## Material for this task
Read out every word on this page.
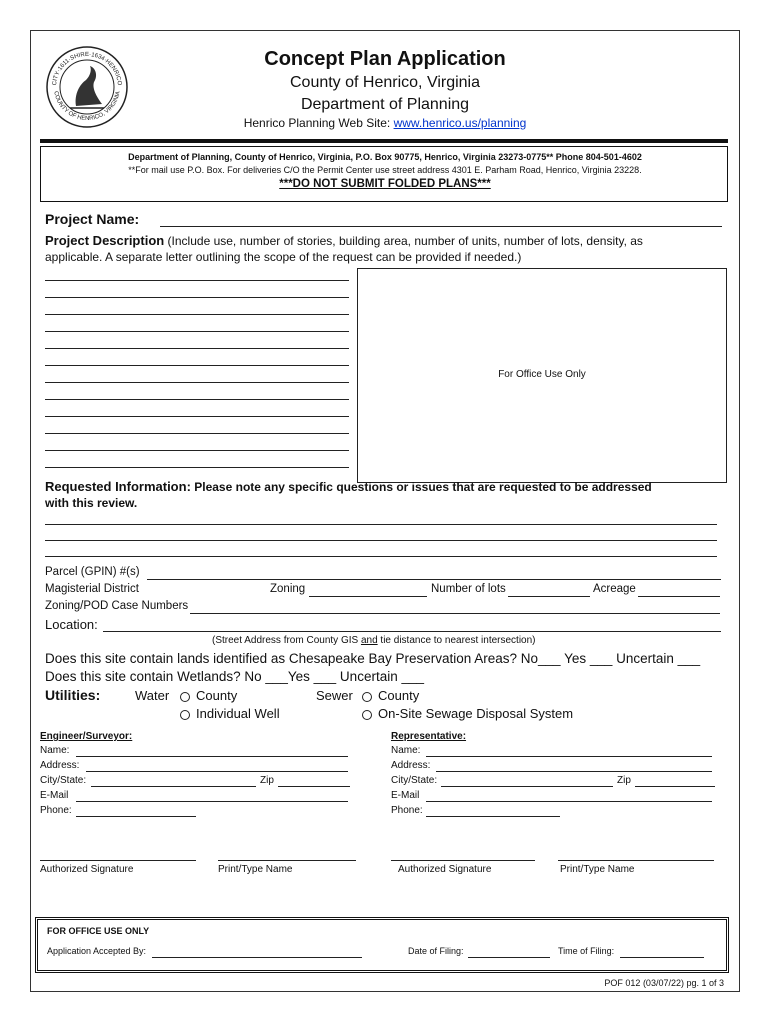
CITY·1611·SHIRE·1634·HENRICO
COUNTY OF HENRICO, VIRGINIA
Concept Plan Application
County of Henrico, Virginia
Department of Planning
Henrico Planning Web Site: www.henrico.us/planning
Department of Planning, County of Henrico, Virginia, P.O. Box 90775, Henrico, Virginia 23273-0775** Phone 804-501-4602
**For mail use P.O. Box. For deliveries C/O the Permit Center use street address 4301 E. Parham Road, Henrico, Virginia 23228.
***DO NOT SUBMIT FOLDED PLANS***
Project Name:
Project Description (Include use, number of stories, building area, number of units, number of lots, density, as
applicable. A separate letter outlining the scope of the request can be provided if needed.)
For Office Use Only
Requested Information: Please note any specific questions or issues that are requested to be addressed
with this review.
Parcel (GPIN) #(s)
Magisterial District	Zoning	Number of lots	Acreage
Zoning/POD Case Numbers
Location:
(Street Address from County GIS and tie distance to nearest intersection)
Does this site contain lands identified as Chesapeake Bay Preservation Areas? No___ Yes ___ Uncertain ___
Does this site contain Wetlands? No ___Yes ___ Uncertain ___
Utilities:	Water	County
Individual Well
Sewer	County
On-Site Sewage Disposal System
Engineer/Surveyor:
Name:
Address:
City/State:	Zip
E-Mail
Phone:
Representative:
Name:
Address:
City/State:	Zip
E-Mail
Phone:
Authorized Signature	Print/Type Name	Authorized Signature	Print/Type Name
FOR OFFICE USE ONLY
Application Accepted By:	Date of Filing:	Time of Filing:
POF 012 (03/07/22) pg. 1 of 3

## Goal
Copy every line that includes the string "Uncertain" from the material above.

## Output of the exercise
Does this site contain lands identified as Chesapeake Bay Preservation Areas? No___ Yes ___ Uncertain ___
Does this site contain Wetlands? No ___Yes ___ Uncertain ___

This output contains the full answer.